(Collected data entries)
===

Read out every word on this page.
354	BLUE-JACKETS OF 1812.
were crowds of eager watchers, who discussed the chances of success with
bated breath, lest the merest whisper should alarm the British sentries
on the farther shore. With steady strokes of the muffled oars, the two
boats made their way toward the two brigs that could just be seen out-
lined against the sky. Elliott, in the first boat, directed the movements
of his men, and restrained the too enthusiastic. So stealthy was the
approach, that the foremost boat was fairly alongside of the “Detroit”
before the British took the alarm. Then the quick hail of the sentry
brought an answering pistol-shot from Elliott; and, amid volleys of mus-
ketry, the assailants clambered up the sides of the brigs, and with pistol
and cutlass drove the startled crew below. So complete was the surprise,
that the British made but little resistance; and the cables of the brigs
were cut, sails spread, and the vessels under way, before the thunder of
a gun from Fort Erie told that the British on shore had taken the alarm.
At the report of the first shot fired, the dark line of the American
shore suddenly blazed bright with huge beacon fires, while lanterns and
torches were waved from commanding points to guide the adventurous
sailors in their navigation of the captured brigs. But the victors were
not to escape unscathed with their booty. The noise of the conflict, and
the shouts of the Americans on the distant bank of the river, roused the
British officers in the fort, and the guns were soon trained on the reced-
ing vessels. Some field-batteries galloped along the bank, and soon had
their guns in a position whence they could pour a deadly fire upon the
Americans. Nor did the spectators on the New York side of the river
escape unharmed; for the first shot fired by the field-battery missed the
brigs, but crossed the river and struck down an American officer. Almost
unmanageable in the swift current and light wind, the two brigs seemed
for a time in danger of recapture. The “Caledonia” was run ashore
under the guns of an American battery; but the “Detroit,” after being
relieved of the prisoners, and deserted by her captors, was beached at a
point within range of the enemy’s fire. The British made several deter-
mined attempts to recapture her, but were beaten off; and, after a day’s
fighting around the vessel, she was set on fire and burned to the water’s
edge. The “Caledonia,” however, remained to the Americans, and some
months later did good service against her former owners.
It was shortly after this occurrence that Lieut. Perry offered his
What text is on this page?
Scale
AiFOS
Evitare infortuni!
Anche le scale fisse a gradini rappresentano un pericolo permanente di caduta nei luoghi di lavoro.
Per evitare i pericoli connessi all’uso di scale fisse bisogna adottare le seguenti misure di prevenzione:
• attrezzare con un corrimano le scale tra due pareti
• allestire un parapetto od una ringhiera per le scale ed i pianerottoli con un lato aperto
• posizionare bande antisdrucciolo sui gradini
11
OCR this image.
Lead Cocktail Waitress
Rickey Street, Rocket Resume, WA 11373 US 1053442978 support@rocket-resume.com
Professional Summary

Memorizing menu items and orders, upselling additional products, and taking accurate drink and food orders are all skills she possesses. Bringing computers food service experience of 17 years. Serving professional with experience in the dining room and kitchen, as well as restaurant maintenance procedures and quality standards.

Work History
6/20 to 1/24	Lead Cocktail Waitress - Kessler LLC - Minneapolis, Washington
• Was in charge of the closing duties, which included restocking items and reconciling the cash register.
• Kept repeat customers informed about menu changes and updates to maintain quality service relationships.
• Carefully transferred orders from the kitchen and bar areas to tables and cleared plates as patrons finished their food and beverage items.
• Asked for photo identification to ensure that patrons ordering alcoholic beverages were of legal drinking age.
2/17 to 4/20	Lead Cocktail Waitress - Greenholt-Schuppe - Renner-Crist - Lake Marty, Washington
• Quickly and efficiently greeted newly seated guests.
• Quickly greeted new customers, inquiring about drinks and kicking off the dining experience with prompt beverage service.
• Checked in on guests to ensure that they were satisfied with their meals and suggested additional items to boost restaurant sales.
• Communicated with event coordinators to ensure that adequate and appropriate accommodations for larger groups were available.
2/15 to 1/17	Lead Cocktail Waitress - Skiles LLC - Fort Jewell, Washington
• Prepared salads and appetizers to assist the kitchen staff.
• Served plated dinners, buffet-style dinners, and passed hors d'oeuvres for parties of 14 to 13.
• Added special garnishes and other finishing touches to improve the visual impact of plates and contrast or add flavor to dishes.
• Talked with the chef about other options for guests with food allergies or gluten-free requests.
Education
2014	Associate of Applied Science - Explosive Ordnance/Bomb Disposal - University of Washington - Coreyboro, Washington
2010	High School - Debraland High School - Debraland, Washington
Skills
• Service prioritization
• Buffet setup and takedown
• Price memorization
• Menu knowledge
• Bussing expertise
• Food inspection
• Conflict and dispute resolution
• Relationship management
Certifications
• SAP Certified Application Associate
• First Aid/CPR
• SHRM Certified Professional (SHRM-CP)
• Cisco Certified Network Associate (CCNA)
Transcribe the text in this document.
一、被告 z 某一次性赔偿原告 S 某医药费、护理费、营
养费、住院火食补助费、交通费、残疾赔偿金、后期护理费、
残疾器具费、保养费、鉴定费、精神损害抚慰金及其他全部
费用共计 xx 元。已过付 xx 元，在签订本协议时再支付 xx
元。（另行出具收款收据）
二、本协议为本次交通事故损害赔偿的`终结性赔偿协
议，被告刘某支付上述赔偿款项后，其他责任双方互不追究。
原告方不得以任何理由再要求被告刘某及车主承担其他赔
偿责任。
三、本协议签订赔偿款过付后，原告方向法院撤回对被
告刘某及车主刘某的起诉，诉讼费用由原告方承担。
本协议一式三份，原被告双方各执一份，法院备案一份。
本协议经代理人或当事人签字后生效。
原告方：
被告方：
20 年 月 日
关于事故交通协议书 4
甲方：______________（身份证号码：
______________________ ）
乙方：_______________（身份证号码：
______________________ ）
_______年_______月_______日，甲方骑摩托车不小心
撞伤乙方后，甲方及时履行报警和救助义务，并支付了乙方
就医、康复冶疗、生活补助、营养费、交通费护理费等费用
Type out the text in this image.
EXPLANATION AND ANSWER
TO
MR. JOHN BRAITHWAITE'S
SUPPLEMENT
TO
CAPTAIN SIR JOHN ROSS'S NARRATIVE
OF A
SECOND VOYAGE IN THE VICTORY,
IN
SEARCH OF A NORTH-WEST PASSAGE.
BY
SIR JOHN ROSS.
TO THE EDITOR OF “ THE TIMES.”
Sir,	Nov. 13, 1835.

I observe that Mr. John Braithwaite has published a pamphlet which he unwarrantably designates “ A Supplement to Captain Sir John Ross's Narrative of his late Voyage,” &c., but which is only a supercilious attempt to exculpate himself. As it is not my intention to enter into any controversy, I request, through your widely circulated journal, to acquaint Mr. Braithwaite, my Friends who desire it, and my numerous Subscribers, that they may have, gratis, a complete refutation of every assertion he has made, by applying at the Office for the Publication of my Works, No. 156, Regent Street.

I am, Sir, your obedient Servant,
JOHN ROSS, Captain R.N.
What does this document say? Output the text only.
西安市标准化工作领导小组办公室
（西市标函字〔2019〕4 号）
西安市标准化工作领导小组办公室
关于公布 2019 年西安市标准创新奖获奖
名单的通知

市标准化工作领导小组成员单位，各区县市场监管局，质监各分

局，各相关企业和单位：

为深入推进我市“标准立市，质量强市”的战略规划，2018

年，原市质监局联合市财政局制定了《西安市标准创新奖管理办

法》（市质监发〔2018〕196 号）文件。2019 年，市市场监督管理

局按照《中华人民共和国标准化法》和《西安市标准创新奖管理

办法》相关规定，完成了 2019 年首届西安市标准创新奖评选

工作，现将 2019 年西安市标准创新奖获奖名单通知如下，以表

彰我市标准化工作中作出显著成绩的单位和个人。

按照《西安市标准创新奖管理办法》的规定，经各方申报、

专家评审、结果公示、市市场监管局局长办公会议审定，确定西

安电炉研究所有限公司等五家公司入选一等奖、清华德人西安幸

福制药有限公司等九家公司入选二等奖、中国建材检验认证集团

===

§ **Set exercise**: Give the records above again, word for word.

§ **The response**:
Read out every word on this page.
354	BLUE-JACKETS OF 1812.
were crowds of eager watchers, who discussed the chances of success with
bated breath, lest the merest whisper should alarm the British sentries
on the farther shore. With steady strokes of the muffled oars, the two
boats made their way toward the two brigs that could just be seen out-
lined against the sky. Elliott, in the first boat, directed the movements
of his men, and restrained the too enthusiastic. So stealthy was the
approach, that the foremost boat was fairly alongside of the “Detroit”
before the British took the alarm. Then the quick hail of the sentry
brought an answering pistol-shot from Elliott; and, amid volleys of mus-
ketry, the assailants clambered up the sides of the brigs, and with pistol
and cutlass drove the startled crew below. So complete was the surprise,
that the British made but little resistance; and the cables of the brigs
were cut, sails spread, and the vessels under way, before the thunder of
a gun from Fort Erie told that the British on shore had taken the alarm.
At the report of the first shot fired, the dark line of the American
shore suddenly blazed bright with huge beacon fires, while lanterns and
torches were waved from commanding points to guide the adventurous
sailors in their navigation of the captured brigs. But the victors were
not to escape unscathed with their booty. The noise of the conflict, and
the shouts of the Americans on the distant bank of the river, roused the
British officers in the fort, and the guns were soon trained on the reced-
ing vessels. Some field-batteries galloped along the bank, and soon had
their guns in a position whence they could pour a deadly fire upon the
Americans. Nor did the spectators on the New York side of the river
escape unharmed; for the first shot fired by the field-battery missed the
brigs, but crossed the river and struck down an American officer. Almost
unmanageable in the swift current and light wind, the two brigs seemed
for a time in danger of recapture. The “Caledonia” was run ashore
under the guns of an American battery; but the “Detroit,” after being
relieved of the prisoners, and deserted by her captors, was beached at a
point within range of the enemy’s fire. The British made several deter-
mined attempts to recapture her, but were beaten off; and, after a day’s
fighting around the vessel, she was set on fire and burned to the water’s
edge. The “Caledonia,” however, remained to the Americans, and some
months later did good service against her former owners.
It was shortly after this occurrence that Lieut. Perry offered his
What text is on this page?
Scale
AiFOS
Evitare infortuni!
Anche le scale fisse a gradini rappresentano un pericolo permanente di caduta nei luoghi di lavoro.
Per evitare i pericoli connessi all’uso di scale fisse bisogna adottare le seguenti misure di prevenzione:
• attrezzare con un corrimano le scale tra due pareti
• allestire un parapetto od una ringhiera per le scale ed i pianerottoli con un lato aperto
• posizionare bande antisdrucciolo sui gradini
11
OCR this image.
Lead Cocktail Waitress
Rickey Street, Rocket Resume, WA 11373 US 1053442978 support@rocket-resume.com
Professional Summary

Memorizing menu items and orders, upselling additional products, and taking accurate drink and food orders are all skills she possesses. Bringing computers food service experience of 17 years. Serving professional with experience in the dining room and kitchen, as well as restaurant maintenance procedures and quality standards.

Work History
6/20 to 1/24	Lead Cocktail Waitress - Kessler LLC - Minneapolis, Washington
• Was in charge of the closing duties, which included restocking items and reconciling the cash register.
• Kept repeat customers informed about menu changes and updates to maintain quality service relationships.
• Carefully transferred orders from the kitchen and bar areas to tables and cleared plates as patrons finished their food and beverage items.
• Asked for photo identification to ensure that patrons ordering alcoholic beverages were of legal drinking age.
2/17 to 4/20	Lead Cocktail Waitress - Greenholt-Schuppe - Renner-Crist - Lake Marty, Washington
• Quickly and efficiently greeted newly seated guests.
• Quickly greeted new customers, inquiring about drinks and kicking off the dining experience with prompt beverage service.
• Checked in on guests to ensure that they were satisfied with their meals and suggested additional items to boost restaurant sales.
• Communicated with event coordinators to ensure that adequate and appropriate accommodations for larger groups were available.
2/15 to 1/17	Lead Cocktail Waitress - Skiles LLC - Fort Jewell, Washington
• Prepared salads and appetizers to assist the kitchen staff.
• Served plated dinners, buffet-style dinners, and passed hors d'oeuvres for parties of 14 to 13.
• Added special garnishes and other finishing touches to improve the visual impact of plates and contrast or add flavor to dishes.
• Talked with the chef about other options for guests with food allergies or gluten-free requests.
Education
2014	Associate of Applied Science - Explosive Ordnance/Bomb Disposal - University of Washington - Coreyboro, Washington
2010	High School - Debraland High School - Debraland, Washington
Skills
• Service prioritization
• Buffet setup and takedown
• Price memorization
• Menu knowledge
• Bussing expertise
• Food inspection
• Conflict and dispute resolution
• Relationship management
Certifications
• SAP Certified Application Associate
• First Aid/CPR
• SHRM Certified Professional (SHRM-CP)
• Cisco Certified Network Associate (CCNA)
Transcribe the text in this document.
一、被告 z 某一次性赔偿原告 S 某医药费、护理费、营
养费、住院火食补助费、交通费、残疾赔偿金、后期护理费、
残疾器具费、保养费、鉴定费、精神损害抚慰金及其他全部
费用共计 xx 元。已过付 xx 元，在签订本协议时再支付 xx
元。（另行出具收款收据）
二、本协议为本次交通事故损害赔偿的`终结性赔偿协
议，被告刘某支付上述赔偿款项后，其他责任双方互不追究。
原告方不得以任何理由再要求被告刘某及车主承担其他赔
偿责任。
三、本协议签订赔偿款过付后，原告方向法院撤回对被
告刘某及车主刘某的起诉，诉讼费用由原告方承担。
本协议一式三份，原被告双方各执一份，法院备案一份。
本协议经代理人或当事人签字后生效。
原告方：
被告方：
20 年 月 日
关于事故交通协议书 4
甲方：______________（身份证号码：
______________________ ）
乙方：_______________（身份证号码：
______________________ ）
_______年_______月_______日，甲方骑摩托车不小心
撞伤乙方后，甲方及时履行报警和救助义务，并支付了乙方
就医、康复冶疗、生活补助、营养费、交通费护理费等费用
Type out the text in this image.
EXPLANATION AND ANSWER
TO
MR. JOHN BRAITHWAITE'S
SUPPLEMENT
TO
CAPTAIN SIR JOHN ROSS'S NARRATIVE
OF A
SECOND VOYAGE IN THE VICTORY,
IN
SEARCH OF A NORTH-WEST PASSAGE.
BY
SIR JOHN ROSS.
TO THE EDITOR OF “ THE TIMES.”
Sir,	Nov. 13, 1835.

I observe that Mr. John Braithwaite has published a pamphlet which he unwarrantably designates “ A Supplement to Captain Sir John Ross's Narrative of his late Voyage,” &c., but which is only a supercilious attempt to exculpate himself. As it is not my intention to enter into any controversy, I request, through your widely circulated journal, to acquaint Mr. Braithwaite, my Friends who desire it, and my numerous Subscribers, that they may have, gratis, a complete refutation of every assertion he has made, by applying at the Office for the Publication of my Works, No. 156, Regent Street.

I am, Sir, your obedient Servant,
JOHN ROSS, Captain R.N.
What does this document say? Output the text only.
西安市标准化工作领导小组办公室
（西市标函字〔2019〕4 号）
西安市标准化工作领导小组办公室
关于公布 2019 年西安市标准创新奖获奖
名单的通知

市标准化工作领导小组成员单位，各区县市场监管局，质监各分

局，各相关企业和单位：

为深入推进我市“标准立市，质量强市”的战略规划，2018

年，原市质监局联合市财政局制定了《西安市标准创新奖管理办

法》（市质监发〔2018〕196 号）文件。2019 年，市市场监督管理

局按照《中华人民共和国标准化法》和《西安市标准创新奖管理

办法》相关规定，完成了 2019 年首届西安市标准创新奖评选

工作，现将 2019 年西安市标准创新奖获奖名单通知如下，以表

彰我市标准化工作中作出显著成绩的单位和个人。

按照《西安市标准创新奖管理办法》的规定，经各方申报、

专家评审、结果公示、市市场监管局局长办公会议审定，确定西

安电炉研究所有限公司等五家公司入选一等奖、清华德人西安幸

福制药有限公司等九家公司入选二等奖、中国建材检验认证集团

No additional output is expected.